## Begin Data rows

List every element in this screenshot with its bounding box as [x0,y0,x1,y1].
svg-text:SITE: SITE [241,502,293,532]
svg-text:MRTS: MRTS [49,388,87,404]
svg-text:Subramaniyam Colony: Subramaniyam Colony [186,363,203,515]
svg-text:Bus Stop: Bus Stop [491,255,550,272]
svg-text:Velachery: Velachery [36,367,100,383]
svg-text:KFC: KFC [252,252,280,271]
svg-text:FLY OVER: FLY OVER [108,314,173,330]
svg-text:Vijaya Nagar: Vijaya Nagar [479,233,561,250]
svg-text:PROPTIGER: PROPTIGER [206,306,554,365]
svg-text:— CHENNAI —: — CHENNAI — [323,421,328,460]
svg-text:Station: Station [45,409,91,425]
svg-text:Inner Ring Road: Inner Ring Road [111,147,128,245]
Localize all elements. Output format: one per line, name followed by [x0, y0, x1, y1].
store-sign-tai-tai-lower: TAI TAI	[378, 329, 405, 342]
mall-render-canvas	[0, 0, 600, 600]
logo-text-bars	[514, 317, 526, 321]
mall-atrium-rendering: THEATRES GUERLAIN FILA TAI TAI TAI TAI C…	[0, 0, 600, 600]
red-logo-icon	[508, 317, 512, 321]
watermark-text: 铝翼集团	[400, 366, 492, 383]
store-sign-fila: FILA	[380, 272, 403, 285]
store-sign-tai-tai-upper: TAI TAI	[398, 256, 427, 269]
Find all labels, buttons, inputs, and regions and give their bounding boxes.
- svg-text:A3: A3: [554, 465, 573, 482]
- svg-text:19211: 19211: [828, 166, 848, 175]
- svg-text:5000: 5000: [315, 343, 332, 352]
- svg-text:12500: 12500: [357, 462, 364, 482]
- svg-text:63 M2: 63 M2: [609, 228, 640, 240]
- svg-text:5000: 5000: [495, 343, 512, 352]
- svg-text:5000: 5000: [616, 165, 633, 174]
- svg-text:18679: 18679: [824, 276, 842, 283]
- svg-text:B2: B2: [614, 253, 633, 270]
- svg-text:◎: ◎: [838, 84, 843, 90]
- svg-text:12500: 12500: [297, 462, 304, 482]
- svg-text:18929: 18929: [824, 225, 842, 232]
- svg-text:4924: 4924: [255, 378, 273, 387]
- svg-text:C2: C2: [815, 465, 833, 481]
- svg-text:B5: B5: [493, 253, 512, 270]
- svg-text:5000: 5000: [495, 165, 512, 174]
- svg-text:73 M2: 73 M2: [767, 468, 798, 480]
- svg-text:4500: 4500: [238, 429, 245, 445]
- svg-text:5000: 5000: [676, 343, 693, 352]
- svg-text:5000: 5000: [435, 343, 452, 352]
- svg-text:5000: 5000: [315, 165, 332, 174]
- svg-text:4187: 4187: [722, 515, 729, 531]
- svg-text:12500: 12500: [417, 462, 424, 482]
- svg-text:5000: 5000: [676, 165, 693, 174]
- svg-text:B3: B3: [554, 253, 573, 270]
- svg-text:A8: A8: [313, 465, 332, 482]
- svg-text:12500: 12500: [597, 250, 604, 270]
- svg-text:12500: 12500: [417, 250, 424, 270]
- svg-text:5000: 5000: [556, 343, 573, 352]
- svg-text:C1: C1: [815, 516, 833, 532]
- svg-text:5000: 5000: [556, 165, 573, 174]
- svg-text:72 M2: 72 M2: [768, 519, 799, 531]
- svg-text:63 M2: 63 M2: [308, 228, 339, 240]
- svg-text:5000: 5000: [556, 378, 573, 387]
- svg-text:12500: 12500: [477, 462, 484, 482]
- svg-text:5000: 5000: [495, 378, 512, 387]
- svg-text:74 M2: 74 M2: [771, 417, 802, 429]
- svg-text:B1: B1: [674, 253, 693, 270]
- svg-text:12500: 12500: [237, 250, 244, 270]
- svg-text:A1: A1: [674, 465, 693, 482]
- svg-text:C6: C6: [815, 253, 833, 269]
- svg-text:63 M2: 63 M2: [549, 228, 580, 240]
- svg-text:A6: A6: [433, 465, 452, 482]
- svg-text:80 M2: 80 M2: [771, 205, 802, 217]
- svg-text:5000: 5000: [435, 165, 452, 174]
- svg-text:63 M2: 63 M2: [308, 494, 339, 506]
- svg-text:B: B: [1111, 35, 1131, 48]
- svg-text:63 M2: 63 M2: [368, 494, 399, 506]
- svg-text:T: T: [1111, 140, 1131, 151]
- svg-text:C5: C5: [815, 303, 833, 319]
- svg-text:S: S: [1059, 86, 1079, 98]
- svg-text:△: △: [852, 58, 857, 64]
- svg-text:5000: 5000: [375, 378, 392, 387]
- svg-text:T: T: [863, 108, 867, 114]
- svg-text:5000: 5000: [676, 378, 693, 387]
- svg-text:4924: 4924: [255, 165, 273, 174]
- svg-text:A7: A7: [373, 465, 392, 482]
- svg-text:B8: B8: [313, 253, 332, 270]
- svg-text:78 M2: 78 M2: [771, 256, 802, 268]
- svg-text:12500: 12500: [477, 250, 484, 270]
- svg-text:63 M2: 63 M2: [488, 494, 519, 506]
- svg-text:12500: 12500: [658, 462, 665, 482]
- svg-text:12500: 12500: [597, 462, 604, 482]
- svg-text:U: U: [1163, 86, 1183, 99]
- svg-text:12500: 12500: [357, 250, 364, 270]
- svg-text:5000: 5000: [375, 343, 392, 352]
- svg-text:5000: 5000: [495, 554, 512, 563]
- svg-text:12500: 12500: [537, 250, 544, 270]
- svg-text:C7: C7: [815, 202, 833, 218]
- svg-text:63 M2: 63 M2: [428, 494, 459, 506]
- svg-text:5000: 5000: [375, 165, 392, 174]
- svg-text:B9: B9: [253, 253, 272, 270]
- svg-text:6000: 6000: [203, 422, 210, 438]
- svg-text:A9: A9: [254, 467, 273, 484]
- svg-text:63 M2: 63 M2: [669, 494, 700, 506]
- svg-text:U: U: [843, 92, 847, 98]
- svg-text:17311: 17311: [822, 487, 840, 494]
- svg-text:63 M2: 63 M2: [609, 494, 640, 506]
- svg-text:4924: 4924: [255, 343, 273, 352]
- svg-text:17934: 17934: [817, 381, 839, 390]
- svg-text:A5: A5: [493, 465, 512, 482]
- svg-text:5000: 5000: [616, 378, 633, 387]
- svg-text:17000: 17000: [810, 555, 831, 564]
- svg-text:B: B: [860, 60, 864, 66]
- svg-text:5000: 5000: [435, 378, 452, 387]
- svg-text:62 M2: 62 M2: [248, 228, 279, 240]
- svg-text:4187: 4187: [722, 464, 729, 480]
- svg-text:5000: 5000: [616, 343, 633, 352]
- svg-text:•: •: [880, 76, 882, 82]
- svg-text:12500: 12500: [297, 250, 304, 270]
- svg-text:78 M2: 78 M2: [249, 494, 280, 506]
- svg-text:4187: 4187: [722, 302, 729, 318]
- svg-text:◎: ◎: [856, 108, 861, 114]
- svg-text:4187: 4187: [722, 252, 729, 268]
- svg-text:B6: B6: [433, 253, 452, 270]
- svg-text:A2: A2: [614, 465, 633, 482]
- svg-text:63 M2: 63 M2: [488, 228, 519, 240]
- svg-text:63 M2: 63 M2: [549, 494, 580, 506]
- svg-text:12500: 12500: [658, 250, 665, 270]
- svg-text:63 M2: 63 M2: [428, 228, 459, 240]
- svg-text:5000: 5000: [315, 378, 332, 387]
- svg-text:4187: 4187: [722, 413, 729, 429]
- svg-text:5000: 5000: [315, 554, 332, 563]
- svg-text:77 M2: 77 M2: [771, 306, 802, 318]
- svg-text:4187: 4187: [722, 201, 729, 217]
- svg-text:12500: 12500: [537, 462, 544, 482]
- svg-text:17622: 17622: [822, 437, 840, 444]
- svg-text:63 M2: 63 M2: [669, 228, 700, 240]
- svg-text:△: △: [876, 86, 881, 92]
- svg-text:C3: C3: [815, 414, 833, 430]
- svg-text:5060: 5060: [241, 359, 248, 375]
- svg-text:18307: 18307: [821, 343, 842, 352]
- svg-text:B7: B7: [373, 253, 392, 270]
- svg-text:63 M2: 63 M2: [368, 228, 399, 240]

## End Data rows
## Begin Data rows

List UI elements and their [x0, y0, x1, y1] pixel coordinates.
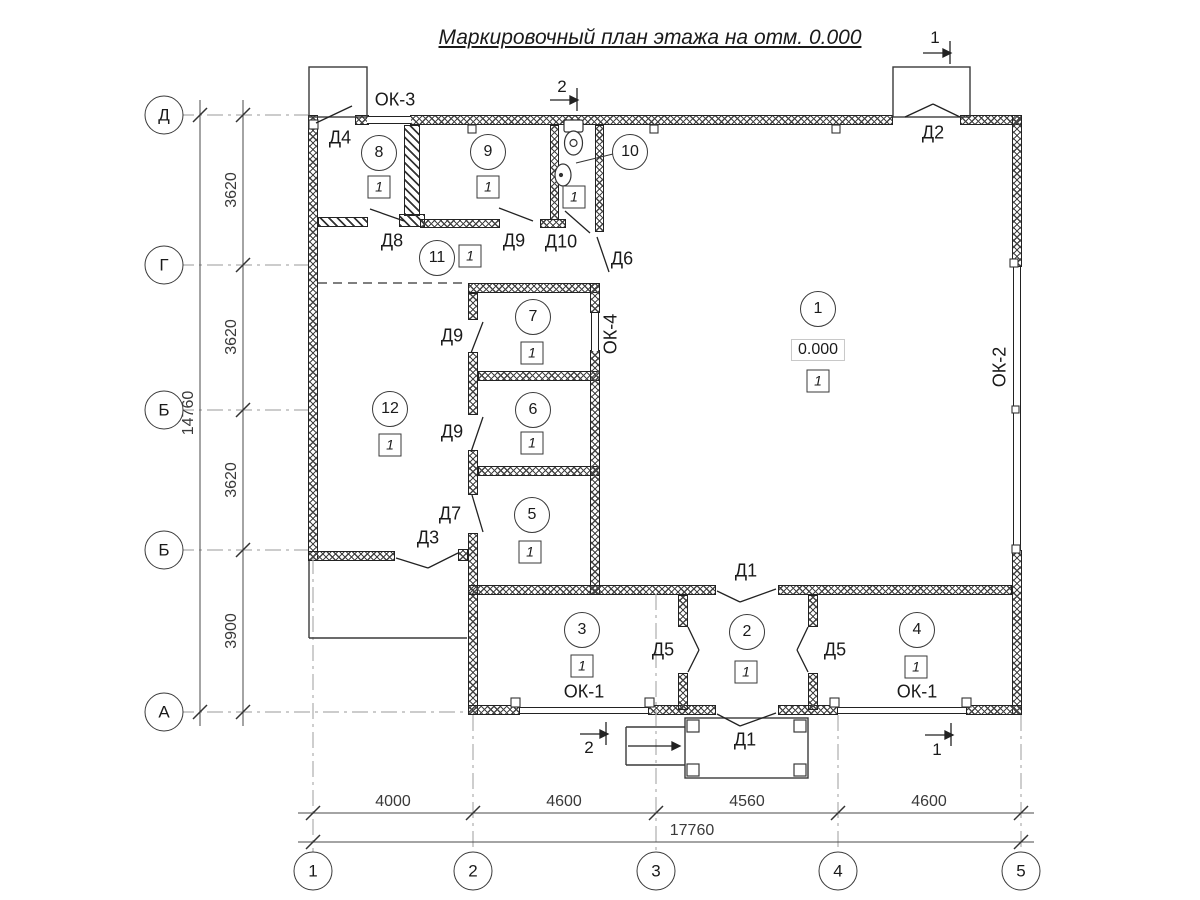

## End Data rows
## Begin Data rows

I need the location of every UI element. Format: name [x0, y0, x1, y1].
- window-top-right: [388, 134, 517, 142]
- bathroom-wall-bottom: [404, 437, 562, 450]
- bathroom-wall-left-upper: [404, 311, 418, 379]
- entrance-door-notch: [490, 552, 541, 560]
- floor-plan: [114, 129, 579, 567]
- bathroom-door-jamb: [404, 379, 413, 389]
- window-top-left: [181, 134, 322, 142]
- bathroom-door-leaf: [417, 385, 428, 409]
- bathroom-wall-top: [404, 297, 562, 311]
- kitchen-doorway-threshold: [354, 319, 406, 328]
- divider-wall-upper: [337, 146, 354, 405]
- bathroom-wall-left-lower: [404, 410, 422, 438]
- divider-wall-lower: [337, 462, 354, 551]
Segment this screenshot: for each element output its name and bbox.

## End Data rows

> [What to work on] Repeat the rows word for word, starting with the line that contains "List every element" and going on through the line that contains "svg-text:Subramaniyam Colony: Subramaniyam".

> [Output of the exercise]
List every element in this screenshot with its bounding box as [x0,y0,x1,y1].
svg-text:SITE: SITE [241,502,293,532]
svg-text:MRTS: MRTS [49,388,87,404]
svg-text:Subramaniyam Colony: Subramaniyam Colony [186,363,203,515]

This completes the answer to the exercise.